◆ Task description
Write out every entry, unchanged. Skip any picture.

(Data records)

= = = = =

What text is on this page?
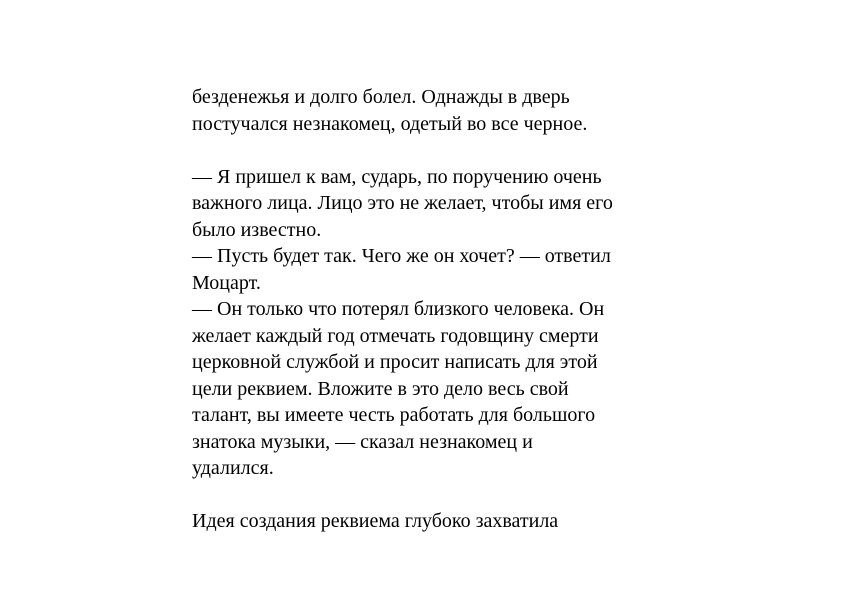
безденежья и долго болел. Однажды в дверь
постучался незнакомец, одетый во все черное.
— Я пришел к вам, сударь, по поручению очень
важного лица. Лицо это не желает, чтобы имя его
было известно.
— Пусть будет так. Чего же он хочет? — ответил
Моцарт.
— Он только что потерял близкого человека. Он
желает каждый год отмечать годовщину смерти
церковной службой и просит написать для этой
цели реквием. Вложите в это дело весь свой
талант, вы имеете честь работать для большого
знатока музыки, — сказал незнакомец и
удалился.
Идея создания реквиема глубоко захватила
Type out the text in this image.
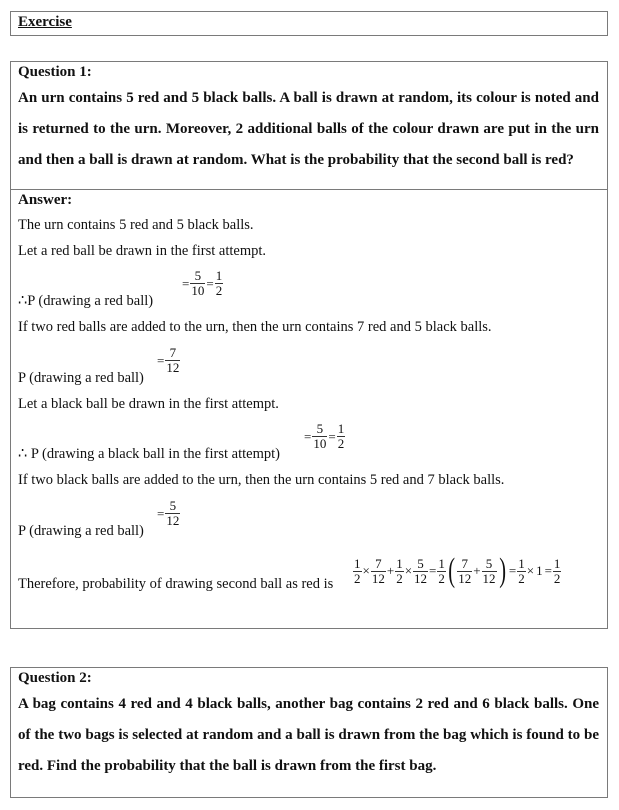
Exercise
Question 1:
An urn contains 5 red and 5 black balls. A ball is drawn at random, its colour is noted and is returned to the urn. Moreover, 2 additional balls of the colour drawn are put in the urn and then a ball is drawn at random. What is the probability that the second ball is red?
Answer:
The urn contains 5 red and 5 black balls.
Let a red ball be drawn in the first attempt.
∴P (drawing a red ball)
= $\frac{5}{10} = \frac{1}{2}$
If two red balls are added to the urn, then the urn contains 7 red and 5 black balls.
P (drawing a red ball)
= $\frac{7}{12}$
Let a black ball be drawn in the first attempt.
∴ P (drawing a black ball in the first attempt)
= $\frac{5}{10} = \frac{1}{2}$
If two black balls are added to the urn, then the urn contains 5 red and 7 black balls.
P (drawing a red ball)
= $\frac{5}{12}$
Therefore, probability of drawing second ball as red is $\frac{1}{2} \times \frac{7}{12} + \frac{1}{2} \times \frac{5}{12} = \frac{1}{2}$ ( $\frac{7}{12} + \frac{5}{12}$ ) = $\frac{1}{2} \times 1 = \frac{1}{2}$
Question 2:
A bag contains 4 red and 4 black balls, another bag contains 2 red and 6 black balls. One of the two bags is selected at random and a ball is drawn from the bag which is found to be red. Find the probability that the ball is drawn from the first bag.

= = = = =

◆ Result for this exercise
What text is on this page?
безденежья и долго болел. Однажды в дверь
постучался незнакомец, одетый во все черное.
— Я пришел к вам, сударь, по поручению очень
важного лица. Лицо это не желает, чтобы имя его
было известно.
— Пусть будет так. Чего же он хочет? — ответил
Моцарт.
— Он только что потерял близкого человека. Он
желает каждый год отмечать годовщину смерти
церковной службой и просит написать для этой
цели реквием. Вложите в это дело весь свой
талант, вы имеете честь работать для большого
знатока музыки, — сказал незнакомец и
удалился.
Идея создания реквиема глубоко захватила
Type out the text in this image.
Exercise
Question 1:
An urn contains 5 red and 5 black balls. A ball is drawn at random, its colour is noted and is returned to the urn. Moreover, 2 additional balls of the colour drawn are put in the urn and then a ball is drawn at random. What is the probability that the second ball is red?
Answer:
The urn contains 5 red and 5 black balls.
Let a red ball be drawn in the first attempt.
∴P (drawing a red ball)
= $\frac{5}{10} = \frac{1}{2}$
If two red balls are added to the urn, then the urn contains 7 red and 5 black balls.
P (drawing a red ball)
= $\frac{7}{12}$
Let a black ball be drawn in the first attempt.
∴ P (drawing a black ball in the first attempt)
= $\frac{5}{10} = \frac{1}{2}$
If two black balls are added to the urn, then the urn contains 5 red and 7 black balls.
P (drawing a red ball)
= $\frac{5}{12}$
Therefore, probability of drawing second ball as red is $\frac{1}{2} \times \frac{7}{12} + \frac{1}{2} \times \frac{5}{12} = \frac{1}{2}$ ( $\frac{7}{12} + \frac{5}{12}$ ) = $\frac{1}{2} \times 1 = \frac{1}{2}$
Question 2:
A bag contains 4 red and 4 black balls, another bag contains 2 red and 6 black balls. One of the two bags is selected at random and a ball is drawn from the bag which is found to be red. Find the probability that the ball is drawn from the first bag.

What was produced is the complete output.